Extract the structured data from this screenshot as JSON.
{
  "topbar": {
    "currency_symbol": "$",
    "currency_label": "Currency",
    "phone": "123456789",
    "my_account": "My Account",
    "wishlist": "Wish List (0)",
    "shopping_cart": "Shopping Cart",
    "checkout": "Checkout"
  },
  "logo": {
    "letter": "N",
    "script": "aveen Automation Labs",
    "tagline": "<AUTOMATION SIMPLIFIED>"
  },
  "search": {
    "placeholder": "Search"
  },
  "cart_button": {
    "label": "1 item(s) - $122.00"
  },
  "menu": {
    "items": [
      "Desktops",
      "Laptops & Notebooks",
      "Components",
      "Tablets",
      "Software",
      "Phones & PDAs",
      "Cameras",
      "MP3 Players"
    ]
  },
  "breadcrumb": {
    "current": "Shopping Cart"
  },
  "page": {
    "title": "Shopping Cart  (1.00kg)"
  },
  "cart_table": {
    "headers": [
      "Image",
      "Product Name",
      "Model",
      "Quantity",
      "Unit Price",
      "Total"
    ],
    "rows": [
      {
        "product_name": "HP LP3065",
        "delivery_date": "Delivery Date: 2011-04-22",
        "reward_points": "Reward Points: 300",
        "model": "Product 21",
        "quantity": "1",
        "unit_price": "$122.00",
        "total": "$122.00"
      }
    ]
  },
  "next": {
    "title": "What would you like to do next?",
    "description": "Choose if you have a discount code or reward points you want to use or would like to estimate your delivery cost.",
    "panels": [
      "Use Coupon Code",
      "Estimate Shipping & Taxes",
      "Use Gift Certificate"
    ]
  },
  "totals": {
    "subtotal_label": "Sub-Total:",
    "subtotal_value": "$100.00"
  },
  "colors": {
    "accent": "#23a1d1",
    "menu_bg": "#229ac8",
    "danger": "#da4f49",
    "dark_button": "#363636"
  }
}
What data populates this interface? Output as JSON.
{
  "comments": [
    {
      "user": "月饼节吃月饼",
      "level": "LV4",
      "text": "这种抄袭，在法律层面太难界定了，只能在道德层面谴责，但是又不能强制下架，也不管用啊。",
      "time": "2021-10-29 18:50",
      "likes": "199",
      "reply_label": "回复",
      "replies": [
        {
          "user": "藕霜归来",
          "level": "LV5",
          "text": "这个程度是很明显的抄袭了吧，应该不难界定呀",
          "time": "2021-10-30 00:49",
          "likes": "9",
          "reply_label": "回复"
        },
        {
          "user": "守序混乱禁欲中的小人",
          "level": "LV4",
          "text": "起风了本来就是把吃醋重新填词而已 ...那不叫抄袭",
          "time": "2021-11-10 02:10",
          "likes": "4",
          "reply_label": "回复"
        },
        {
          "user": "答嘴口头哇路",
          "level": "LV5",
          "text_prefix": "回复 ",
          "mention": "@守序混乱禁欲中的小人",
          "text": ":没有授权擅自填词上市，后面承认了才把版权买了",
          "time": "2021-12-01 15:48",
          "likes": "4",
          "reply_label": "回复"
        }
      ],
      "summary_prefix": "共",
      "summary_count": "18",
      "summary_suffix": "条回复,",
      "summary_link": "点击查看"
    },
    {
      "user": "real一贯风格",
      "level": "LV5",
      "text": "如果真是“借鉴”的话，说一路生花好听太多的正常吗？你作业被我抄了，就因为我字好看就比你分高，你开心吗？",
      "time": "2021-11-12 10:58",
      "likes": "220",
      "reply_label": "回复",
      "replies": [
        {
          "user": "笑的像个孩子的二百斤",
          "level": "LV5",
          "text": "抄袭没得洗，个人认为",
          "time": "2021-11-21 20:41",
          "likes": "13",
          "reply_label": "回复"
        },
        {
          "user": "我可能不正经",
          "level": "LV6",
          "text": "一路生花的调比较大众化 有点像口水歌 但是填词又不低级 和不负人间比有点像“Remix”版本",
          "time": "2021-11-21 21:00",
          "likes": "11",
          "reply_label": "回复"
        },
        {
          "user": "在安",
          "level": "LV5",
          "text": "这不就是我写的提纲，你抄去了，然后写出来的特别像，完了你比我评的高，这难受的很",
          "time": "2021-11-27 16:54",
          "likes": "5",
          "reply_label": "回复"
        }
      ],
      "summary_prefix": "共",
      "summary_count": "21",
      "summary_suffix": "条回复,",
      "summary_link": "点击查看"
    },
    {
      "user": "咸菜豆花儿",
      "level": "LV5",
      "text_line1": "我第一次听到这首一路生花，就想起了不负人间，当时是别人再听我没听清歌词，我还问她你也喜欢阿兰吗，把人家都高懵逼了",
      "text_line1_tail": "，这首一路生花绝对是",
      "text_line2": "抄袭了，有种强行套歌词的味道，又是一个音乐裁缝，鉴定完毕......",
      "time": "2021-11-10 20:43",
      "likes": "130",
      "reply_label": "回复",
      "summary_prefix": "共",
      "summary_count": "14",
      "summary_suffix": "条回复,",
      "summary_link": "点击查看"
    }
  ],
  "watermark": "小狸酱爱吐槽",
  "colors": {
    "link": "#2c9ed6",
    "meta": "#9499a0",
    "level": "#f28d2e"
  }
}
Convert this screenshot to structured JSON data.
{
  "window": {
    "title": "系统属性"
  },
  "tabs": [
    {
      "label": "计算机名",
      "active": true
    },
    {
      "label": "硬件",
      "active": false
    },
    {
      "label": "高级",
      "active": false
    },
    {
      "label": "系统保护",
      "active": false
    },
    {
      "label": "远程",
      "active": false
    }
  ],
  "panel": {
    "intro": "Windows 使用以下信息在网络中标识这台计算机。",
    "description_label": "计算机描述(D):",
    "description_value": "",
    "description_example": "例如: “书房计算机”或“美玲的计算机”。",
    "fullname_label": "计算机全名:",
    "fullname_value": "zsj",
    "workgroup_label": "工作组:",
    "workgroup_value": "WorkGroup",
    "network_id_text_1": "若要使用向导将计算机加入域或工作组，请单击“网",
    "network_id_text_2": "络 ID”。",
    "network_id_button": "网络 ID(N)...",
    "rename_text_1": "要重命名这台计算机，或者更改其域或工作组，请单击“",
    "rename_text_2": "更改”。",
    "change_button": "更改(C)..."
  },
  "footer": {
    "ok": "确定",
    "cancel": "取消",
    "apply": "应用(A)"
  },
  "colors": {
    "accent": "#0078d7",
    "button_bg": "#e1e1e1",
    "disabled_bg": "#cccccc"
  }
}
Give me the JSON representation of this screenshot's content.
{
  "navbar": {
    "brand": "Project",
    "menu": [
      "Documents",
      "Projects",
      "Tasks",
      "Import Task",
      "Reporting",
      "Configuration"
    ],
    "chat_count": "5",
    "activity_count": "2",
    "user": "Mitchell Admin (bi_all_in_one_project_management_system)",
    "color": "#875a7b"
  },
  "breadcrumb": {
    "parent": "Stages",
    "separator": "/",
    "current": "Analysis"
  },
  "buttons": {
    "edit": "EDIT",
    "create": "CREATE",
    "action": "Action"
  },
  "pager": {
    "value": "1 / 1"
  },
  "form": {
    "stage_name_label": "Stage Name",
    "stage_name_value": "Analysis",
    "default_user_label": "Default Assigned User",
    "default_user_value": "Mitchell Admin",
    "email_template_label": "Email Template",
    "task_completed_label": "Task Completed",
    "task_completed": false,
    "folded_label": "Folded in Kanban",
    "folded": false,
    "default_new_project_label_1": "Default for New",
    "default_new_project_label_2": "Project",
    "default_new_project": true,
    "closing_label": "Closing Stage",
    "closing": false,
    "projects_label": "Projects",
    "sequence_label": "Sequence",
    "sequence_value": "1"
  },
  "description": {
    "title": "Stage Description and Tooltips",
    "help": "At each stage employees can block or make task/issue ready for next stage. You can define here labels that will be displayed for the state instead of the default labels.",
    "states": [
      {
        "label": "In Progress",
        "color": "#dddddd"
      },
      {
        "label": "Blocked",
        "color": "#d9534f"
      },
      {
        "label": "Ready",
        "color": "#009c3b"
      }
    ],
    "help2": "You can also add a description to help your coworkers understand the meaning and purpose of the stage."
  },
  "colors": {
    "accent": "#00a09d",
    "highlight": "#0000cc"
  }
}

==================================================

**STATED EXERCISE:**
Copy each line containing the word "title" from the data.

**ANSWER FOR THE TASK:**
    "title": "Shopping Cart  (1.00kg)"
    "title": "What would you like to do next?",
    "title": "系统属性"
    "title": "Stage Description and Tooltips",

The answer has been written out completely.